## Short problem
Drop every picture and give the entries back exactly.

## Rows
::::::
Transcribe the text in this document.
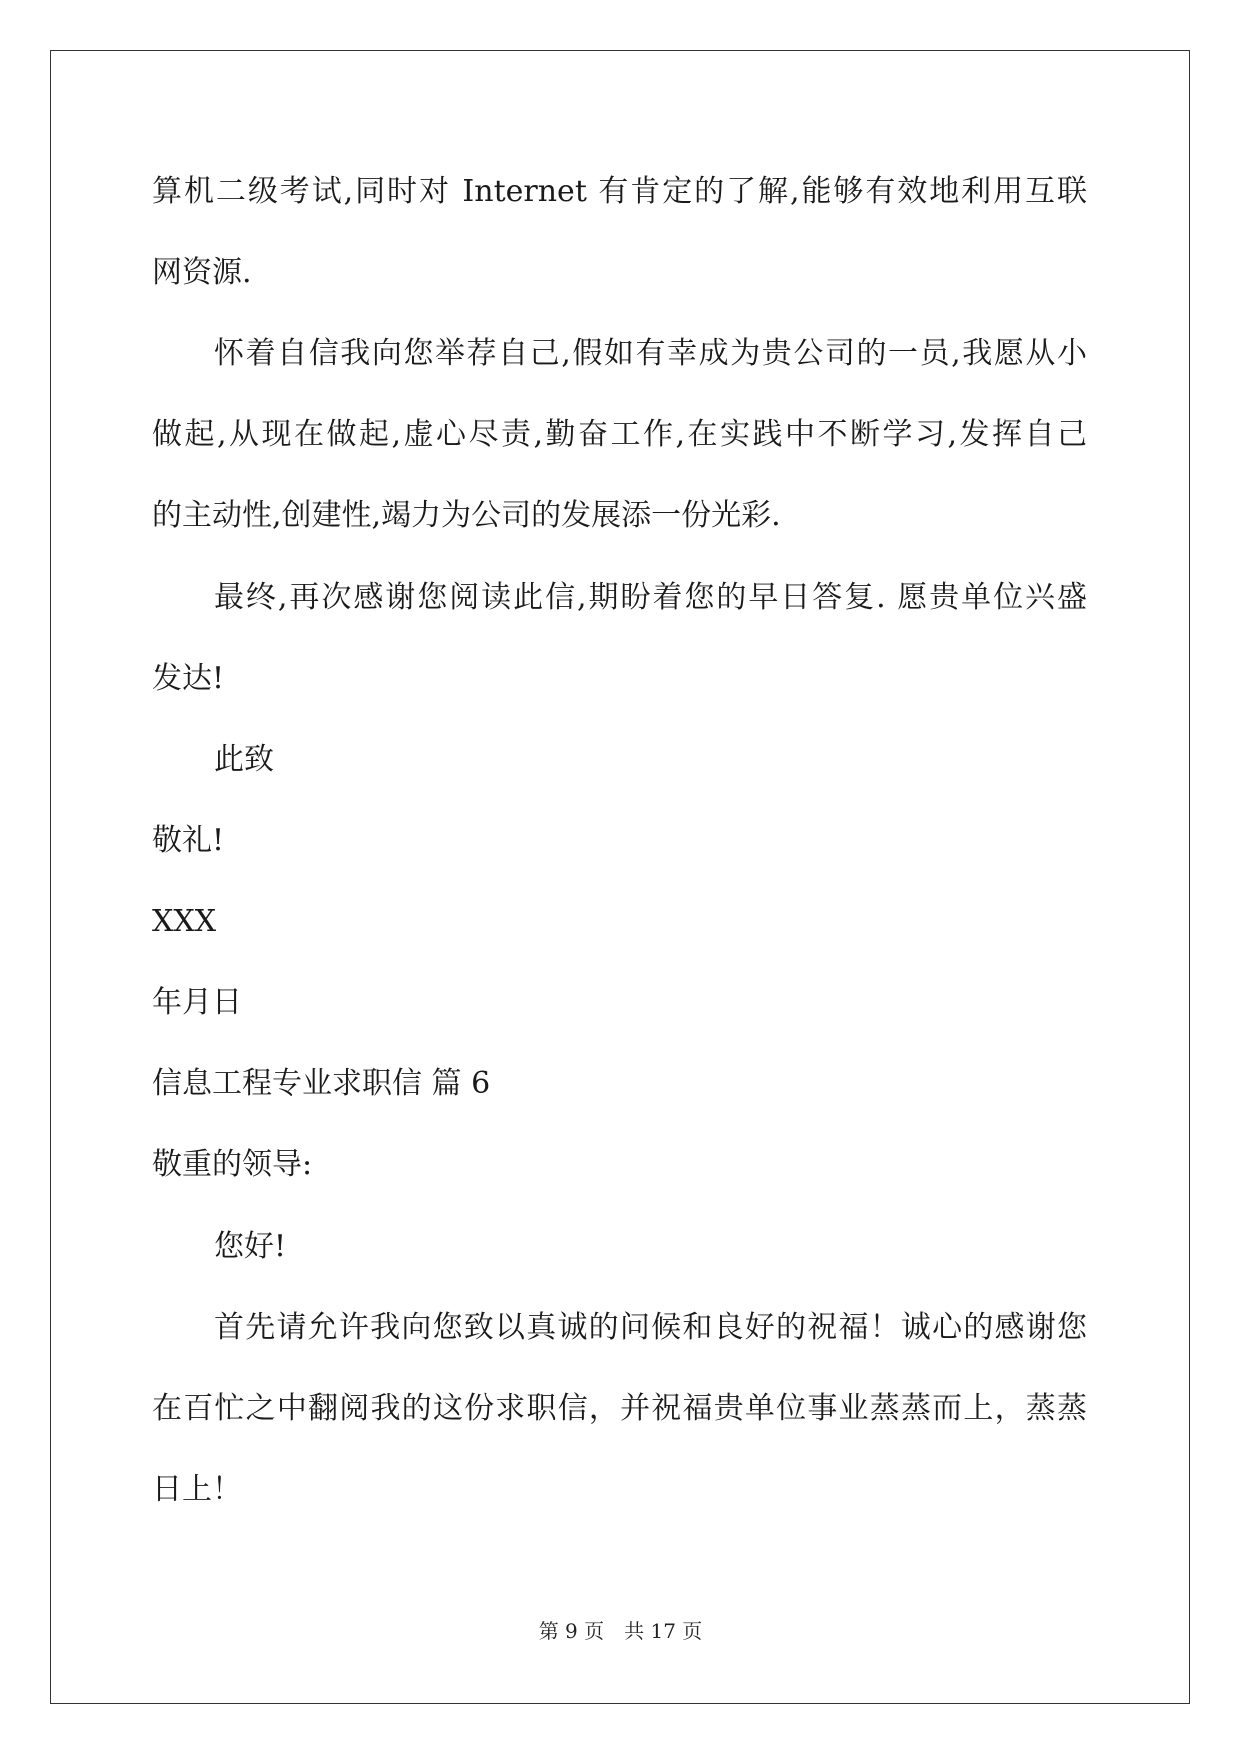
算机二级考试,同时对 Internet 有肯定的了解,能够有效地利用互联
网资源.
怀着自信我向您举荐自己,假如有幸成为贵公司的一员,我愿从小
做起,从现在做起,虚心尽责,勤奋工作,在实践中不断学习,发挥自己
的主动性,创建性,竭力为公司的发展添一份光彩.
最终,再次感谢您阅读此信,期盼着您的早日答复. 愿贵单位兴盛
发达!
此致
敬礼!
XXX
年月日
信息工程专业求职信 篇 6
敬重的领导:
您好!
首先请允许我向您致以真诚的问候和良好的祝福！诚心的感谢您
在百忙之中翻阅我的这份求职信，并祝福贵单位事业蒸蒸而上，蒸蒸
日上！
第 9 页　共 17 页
::::::
## Result of this exercise
Transcribe the text in this document.
算机二级考试,同时对 Internet 有肯定的了解,能够有效地利用互联
网资源.
怀着自信我向您举荐自己,假如有幸成为贵公司的一员,我愿从小
做起,从现在做起,虚心尽责,勤奋工作,在实践中不断学习,发挥自己
的主动性,创建性,竭力为公司的发展添一份光彩.
最终,再次感谢您阅读此信,期盼着您的早日答复. 愿贵单位兴盛
发达!
此致
敬礼!
XXX
年月日
信息工程专业求职信 篇 6
敬重的领导:
您好!
首先请允许我向您致以真诚的问候和良好的祝福！诚心的感谢您
在百忙之中翻阅我的这份求职信，并祝福贵单位事业蒸蒸而上，蒸蒸
日上！
第 9 页　共 17 页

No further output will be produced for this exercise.